Task details: Check every line below for the word "mostných" and copy each one that has it.

Stored data:
+ + + + +

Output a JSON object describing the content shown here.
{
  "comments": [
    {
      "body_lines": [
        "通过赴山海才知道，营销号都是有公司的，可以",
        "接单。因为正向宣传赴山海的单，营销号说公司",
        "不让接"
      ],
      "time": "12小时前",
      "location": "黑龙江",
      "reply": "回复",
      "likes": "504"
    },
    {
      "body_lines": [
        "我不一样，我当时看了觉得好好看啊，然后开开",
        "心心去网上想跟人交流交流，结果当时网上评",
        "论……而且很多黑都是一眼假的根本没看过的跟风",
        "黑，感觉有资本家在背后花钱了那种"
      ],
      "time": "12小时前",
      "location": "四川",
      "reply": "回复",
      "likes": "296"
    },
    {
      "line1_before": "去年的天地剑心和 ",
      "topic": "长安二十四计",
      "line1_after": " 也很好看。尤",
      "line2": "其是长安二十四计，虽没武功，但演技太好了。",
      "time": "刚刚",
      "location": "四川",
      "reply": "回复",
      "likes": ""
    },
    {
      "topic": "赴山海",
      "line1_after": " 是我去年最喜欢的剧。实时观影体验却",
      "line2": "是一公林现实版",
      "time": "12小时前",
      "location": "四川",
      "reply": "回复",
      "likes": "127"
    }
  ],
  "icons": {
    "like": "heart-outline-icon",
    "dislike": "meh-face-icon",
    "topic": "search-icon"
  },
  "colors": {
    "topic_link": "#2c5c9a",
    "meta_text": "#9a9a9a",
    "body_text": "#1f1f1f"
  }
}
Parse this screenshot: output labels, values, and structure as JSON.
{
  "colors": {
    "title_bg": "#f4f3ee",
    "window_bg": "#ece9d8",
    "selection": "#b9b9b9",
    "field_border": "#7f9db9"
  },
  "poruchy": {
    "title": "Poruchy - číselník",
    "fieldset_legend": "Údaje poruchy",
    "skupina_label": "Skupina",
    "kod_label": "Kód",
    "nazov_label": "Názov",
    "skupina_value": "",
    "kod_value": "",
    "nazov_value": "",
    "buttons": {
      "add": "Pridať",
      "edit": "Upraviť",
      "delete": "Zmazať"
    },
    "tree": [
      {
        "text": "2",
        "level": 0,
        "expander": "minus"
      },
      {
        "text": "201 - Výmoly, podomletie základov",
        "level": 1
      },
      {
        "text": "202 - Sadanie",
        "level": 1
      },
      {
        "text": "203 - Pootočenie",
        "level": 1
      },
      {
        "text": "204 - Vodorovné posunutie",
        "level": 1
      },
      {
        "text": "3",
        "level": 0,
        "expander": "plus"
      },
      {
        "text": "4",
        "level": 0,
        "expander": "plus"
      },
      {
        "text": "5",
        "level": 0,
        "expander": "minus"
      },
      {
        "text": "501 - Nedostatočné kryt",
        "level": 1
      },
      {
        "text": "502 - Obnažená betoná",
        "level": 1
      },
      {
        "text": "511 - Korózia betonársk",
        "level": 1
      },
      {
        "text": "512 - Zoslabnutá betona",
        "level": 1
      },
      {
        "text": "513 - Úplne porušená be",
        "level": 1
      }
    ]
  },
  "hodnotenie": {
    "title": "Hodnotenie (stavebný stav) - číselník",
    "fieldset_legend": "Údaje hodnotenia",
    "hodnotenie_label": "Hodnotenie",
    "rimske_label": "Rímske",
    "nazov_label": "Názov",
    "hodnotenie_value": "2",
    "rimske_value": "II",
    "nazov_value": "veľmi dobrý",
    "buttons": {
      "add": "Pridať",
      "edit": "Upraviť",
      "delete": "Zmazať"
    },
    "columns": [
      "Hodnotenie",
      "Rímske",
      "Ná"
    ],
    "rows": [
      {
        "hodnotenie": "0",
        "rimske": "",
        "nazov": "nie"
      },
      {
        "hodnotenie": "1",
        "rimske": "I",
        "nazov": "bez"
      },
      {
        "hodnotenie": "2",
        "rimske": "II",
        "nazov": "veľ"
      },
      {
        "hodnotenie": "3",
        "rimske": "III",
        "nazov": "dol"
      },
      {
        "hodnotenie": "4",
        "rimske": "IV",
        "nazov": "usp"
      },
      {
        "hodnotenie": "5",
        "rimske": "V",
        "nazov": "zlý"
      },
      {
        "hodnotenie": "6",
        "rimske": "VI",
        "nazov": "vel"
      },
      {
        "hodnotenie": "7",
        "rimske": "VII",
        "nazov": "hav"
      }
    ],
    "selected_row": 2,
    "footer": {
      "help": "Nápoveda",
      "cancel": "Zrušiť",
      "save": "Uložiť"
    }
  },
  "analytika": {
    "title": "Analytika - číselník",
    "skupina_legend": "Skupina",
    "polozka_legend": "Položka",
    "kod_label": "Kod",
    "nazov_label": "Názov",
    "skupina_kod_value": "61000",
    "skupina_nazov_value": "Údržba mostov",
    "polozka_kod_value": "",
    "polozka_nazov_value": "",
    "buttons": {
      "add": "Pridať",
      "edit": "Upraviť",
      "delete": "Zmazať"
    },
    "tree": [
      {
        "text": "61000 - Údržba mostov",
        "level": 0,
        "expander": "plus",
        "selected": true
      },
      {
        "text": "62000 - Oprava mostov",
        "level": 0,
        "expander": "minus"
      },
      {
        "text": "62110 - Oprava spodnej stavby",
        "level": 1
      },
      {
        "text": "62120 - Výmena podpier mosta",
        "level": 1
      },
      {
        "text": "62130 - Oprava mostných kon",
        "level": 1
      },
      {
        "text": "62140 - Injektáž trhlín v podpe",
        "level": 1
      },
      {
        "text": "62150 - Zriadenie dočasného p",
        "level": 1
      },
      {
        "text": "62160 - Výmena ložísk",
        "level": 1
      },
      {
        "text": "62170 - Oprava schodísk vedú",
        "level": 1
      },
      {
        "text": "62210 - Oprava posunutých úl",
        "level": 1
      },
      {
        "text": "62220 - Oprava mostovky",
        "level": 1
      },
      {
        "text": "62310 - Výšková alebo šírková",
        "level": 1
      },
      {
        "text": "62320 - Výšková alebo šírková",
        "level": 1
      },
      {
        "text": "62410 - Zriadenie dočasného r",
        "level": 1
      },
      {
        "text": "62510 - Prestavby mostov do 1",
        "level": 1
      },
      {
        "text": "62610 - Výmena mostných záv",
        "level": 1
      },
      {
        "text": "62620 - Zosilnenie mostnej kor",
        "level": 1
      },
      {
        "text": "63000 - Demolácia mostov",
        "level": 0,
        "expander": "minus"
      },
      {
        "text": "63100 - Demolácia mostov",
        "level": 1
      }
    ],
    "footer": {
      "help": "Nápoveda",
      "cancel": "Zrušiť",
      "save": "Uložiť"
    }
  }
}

+ + + + +

Answer to this problem:
        "text": "62130 - Oprava mostných kon",
        "text": "62610 - Výmena mostných záv",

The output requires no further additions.